### To be done
Wherever "Adolf" appears in a line, list that line.

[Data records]
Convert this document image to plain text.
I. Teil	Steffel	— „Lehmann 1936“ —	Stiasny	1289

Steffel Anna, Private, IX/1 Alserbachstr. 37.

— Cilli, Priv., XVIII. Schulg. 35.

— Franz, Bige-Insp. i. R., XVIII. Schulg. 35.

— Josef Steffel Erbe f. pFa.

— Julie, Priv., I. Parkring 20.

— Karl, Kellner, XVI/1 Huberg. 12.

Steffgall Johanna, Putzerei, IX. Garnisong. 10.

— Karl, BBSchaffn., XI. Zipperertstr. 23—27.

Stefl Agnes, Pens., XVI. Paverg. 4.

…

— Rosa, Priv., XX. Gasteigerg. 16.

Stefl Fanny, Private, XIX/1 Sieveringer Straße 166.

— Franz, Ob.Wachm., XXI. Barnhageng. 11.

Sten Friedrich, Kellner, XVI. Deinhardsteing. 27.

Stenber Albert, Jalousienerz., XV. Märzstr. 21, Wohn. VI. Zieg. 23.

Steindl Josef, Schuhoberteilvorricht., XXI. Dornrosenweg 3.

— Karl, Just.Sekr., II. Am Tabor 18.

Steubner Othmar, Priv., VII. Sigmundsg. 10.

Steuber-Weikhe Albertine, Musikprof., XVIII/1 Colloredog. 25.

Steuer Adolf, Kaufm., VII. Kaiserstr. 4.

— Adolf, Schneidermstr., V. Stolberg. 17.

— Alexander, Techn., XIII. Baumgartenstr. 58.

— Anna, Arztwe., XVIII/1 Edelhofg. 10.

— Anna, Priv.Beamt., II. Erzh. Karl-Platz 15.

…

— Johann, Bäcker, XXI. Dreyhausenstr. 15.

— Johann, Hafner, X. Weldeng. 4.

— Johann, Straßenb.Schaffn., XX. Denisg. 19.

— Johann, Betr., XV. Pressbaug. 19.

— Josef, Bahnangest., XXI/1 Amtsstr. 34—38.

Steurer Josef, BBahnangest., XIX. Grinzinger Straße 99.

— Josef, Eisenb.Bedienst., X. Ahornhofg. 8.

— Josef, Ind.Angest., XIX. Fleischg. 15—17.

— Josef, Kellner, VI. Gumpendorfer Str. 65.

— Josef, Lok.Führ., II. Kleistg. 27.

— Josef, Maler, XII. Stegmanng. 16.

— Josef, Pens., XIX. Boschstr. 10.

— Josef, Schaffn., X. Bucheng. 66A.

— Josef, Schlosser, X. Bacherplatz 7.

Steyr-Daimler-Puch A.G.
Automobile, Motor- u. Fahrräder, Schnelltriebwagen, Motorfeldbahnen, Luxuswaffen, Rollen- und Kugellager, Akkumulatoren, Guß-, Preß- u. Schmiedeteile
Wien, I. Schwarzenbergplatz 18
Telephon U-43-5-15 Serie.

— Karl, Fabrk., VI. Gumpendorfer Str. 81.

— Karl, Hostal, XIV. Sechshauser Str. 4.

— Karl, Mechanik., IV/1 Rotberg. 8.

### Right answer
Steuer Adolf, Kaufm., VII. Kaiserstr. 4.
— Adolf, Schneidermstr., V. Stolberg. 17.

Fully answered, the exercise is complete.